━━━━━ ENTRIES
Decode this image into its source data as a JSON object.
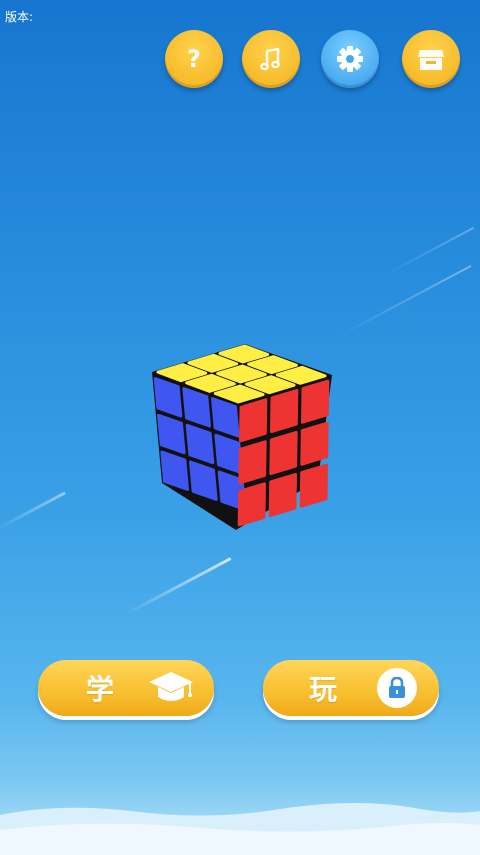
{
  "header": {
    "version_label": "版本:"
  },
  "toolbar": {
    "help_label": "?",
    "music_icon": "music-note-icon",
    "settings_icon": "gear-icon",
    "shop_icon": "store-icon"
  },
  "actions": {
    "learn_label": "学",
    "learn_icon": "graduation-cap-icon",
    "play_label": "玩",
    "play_icon": "lock-icon"
  },
  "colors": {
    "button_yellow": "#f8be2f",
    "button_blue": "#46a8ef",
    "cube_yellow": "#ffee44",
    "cube_red": "#ee3333",
    "cube_blue": "#3f57f0"
  }
}
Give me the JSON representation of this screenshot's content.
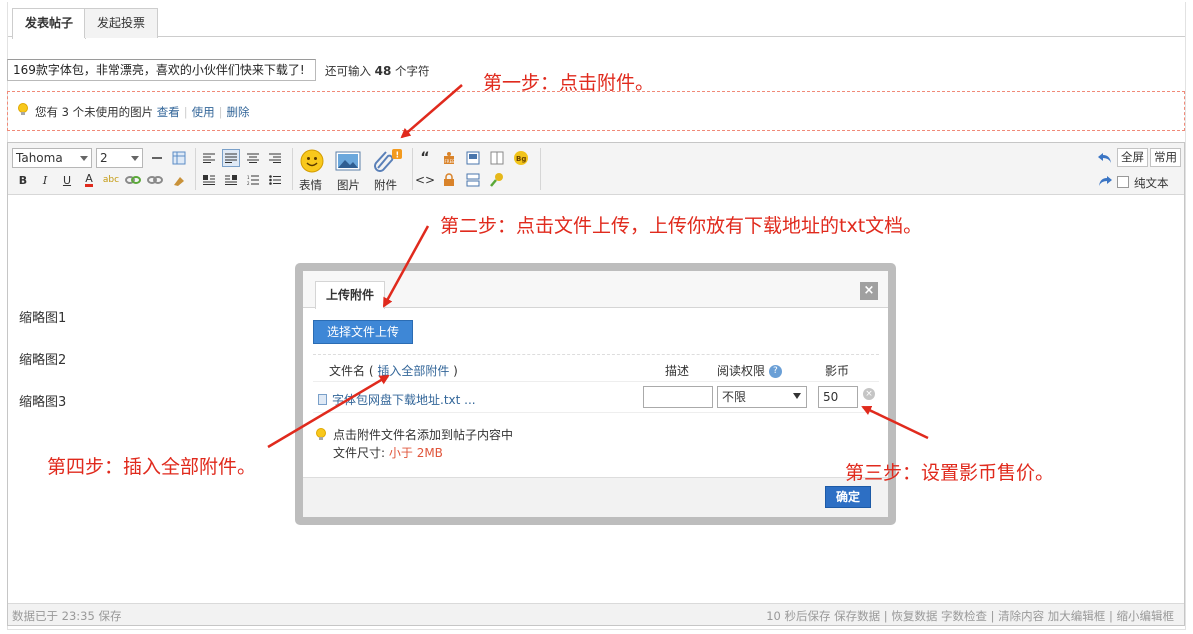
━━━━━━━━━━
=== TASK PROMPT ===
Copy the entries above faithfully and omit every image.

=== EXERCISE ANSWER ===
Decode this image into its source data as a JSON object.
{
  "header": {
    "version_label": "版本:"
  },
  "toolbar": {
    "help_label": "?",
    "music_icon": "music-note-icon",
    "settings_icon": "gear-icon",
    "shop_icon": "store-icon"
  },
  "actions": {
    "learn_label": "学",
    "learn_icon": "graduation-cap-icon",
    "play_label": "玩",
    "play_icon": "lock-icon"
  },
  "colors": {
    "button_yellow": "#f8be2f",
    "button_blue": "#46a8ef",
    "cube_yellow": "#ffee44",
    "cube_red": "#ee3333",
    "cube_blue": "#3f57f0"
  }
}
Give me the JSON representation of this screenshot's content.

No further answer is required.